▶ [INPUT DATA]:

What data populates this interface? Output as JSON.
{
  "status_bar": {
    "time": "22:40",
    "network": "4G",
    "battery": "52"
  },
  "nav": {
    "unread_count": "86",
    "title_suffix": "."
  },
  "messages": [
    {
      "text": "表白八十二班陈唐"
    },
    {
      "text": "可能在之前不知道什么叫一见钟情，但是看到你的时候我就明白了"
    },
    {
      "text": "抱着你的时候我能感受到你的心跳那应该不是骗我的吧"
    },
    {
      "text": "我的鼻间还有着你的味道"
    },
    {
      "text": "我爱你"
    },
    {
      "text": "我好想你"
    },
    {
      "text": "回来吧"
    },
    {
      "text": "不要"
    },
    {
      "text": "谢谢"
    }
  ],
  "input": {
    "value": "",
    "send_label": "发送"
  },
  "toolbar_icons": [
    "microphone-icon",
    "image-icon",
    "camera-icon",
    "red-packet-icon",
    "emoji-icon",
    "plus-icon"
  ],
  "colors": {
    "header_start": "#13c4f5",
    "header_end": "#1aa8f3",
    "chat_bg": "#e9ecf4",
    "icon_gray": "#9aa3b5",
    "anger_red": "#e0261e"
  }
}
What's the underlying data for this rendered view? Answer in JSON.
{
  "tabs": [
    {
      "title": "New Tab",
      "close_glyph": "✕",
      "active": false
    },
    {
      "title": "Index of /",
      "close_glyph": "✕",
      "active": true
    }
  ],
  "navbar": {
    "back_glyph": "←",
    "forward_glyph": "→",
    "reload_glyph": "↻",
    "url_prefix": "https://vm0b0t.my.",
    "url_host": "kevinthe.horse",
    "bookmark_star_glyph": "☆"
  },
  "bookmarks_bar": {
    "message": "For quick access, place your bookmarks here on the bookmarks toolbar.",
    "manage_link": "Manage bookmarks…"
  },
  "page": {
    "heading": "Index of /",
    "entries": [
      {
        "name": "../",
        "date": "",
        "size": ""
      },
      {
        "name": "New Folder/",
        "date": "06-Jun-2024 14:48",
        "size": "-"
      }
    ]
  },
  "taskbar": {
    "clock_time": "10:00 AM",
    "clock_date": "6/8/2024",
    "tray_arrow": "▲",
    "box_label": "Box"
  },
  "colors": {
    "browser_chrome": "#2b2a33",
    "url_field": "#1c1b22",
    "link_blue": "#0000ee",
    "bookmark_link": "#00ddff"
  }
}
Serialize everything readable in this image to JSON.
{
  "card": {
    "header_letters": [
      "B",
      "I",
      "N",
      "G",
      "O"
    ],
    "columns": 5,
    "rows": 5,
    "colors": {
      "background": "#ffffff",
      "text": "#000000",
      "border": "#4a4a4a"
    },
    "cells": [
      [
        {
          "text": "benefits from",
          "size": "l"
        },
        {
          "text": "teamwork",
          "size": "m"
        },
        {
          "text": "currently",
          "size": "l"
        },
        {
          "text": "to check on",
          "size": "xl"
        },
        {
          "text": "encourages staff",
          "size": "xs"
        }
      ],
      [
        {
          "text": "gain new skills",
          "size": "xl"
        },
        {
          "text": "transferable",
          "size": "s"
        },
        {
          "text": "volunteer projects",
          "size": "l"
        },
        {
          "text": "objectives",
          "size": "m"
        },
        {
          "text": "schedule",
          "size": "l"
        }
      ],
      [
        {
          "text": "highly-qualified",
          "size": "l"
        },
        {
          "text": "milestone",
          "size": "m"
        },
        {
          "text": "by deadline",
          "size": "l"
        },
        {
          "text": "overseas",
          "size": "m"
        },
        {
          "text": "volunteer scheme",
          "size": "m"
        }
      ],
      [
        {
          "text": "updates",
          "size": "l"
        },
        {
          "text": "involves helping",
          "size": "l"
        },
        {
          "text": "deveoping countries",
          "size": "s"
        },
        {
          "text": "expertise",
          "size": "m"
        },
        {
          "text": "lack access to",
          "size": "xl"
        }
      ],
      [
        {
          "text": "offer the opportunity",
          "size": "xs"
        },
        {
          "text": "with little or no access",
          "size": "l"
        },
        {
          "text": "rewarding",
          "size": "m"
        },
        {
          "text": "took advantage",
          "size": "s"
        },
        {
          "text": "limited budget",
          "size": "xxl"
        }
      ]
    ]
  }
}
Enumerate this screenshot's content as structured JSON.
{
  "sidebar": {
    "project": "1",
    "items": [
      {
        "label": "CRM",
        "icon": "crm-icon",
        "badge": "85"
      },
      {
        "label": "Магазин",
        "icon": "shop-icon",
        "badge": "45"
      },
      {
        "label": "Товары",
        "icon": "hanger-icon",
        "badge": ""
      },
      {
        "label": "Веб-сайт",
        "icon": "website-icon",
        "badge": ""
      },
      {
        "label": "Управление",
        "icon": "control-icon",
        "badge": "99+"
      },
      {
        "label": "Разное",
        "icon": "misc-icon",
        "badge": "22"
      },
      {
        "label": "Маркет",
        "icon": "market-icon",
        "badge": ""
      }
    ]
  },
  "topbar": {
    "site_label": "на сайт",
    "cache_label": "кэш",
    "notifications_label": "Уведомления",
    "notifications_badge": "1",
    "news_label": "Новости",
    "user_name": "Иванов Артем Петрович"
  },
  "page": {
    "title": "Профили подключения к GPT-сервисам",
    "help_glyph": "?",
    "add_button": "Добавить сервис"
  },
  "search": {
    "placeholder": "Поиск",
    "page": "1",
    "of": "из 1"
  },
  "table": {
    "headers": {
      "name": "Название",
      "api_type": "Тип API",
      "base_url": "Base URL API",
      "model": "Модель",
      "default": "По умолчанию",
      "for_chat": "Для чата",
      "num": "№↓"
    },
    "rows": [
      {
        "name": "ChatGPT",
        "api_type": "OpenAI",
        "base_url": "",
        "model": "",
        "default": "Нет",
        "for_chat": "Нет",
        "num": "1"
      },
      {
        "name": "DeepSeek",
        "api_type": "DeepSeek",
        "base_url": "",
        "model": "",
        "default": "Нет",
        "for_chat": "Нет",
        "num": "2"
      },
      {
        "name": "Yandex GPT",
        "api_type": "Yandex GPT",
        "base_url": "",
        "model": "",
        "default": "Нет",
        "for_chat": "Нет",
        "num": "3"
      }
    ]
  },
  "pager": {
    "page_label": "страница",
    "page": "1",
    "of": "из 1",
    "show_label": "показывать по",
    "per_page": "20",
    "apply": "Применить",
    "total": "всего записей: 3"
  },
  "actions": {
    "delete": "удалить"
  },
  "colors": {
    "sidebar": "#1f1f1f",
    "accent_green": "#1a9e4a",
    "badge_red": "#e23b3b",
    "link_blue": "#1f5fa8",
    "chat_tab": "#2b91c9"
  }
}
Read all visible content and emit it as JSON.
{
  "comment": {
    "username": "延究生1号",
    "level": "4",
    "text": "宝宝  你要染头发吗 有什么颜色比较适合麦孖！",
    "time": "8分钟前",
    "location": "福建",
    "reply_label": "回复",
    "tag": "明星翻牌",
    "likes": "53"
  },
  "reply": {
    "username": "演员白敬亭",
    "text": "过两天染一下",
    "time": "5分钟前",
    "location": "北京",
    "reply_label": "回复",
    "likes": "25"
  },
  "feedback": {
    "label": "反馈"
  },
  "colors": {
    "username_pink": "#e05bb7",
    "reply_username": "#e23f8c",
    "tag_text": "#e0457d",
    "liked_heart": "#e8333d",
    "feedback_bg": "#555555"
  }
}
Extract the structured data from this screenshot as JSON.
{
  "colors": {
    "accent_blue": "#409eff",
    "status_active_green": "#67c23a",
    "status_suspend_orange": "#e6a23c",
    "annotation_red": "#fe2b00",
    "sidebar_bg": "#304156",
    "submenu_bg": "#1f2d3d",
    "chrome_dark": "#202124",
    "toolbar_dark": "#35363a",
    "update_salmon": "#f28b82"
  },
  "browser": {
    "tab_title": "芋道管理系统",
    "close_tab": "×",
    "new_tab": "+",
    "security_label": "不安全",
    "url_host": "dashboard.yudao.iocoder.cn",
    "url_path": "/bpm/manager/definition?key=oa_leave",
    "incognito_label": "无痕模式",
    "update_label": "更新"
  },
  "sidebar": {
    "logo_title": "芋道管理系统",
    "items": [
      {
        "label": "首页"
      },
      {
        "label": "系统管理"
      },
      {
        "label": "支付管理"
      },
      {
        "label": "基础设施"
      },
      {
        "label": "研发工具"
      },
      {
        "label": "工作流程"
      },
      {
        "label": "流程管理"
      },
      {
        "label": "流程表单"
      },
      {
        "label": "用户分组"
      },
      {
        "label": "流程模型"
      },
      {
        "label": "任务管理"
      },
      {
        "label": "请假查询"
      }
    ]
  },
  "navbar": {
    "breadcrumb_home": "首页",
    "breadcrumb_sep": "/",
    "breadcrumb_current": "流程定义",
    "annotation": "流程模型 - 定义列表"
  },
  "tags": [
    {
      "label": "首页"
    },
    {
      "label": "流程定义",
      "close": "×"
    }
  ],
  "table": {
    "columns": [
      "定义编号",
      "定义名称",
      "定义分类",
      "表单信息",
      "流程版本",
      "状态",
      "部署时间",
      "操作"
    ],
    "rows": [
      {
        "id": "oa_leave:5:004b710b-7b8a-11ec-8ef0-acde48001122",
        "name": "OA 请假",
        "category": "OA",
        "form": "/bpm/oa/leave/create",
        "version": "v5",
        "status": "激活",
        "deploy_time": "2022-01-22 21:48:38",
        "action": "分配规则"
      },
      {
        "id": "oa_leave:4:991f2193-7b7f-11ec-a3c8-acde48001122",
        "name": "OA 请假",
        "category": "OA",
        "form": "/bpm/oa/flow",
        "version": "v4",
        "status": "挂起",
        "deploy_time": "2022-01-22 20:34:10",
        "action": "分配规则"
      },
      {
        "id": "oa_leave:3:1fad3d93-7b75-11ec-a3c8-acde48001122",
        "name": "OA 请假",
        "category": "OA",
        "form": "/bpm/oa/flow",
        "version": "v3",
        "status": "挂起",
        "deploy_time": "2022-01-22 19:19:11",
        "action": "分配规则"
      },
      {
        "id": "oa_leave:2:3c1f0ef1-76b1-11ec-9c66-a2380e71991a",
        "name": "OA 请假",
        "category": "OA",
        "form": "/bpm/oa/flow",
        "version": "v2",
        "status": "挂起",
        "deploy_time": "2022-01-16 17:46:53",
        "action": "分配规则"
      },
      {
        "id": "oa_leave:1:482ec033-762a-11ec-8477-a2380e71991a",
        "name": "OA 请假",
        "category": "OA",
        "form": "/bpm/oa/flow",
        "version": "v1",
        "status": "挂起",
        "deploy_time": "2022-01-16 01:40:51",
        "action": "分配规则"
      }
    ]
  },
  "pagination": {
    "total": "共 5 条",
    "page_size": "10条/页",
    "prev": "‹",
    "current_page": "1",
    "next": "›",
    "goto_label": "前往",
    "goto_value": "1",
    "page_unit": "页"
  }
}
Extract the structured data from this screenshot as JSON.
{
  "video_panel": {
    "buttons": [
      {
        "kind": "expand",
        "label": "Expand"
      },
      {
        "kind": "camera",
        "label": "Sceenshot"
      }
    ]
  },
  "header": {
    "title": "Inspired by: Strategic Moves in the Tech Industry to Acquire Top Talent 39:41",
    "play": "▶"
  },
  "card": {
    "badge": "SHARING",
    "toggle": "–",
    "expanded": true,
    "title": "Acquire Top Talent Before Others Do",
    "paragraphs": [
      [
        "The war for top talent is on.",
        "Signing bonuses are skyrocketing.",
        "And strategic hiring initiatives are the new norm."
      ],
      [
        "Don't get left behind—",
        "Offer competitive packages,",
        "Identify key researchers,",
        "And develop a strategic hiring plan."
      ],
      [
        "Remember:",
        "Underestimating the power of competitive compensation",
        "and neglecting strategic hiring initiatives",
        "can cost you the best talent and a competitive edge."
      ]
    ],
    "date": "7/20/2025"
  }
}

▶ [DIRECTIONS FOR THIS TASK]:
Gather all lines where the word "volunteer" appears.

▶ [SOLUTION FOR THIS EXERCISE]:
          "text": "volunteer projects",
          "text": "volunteer scheme",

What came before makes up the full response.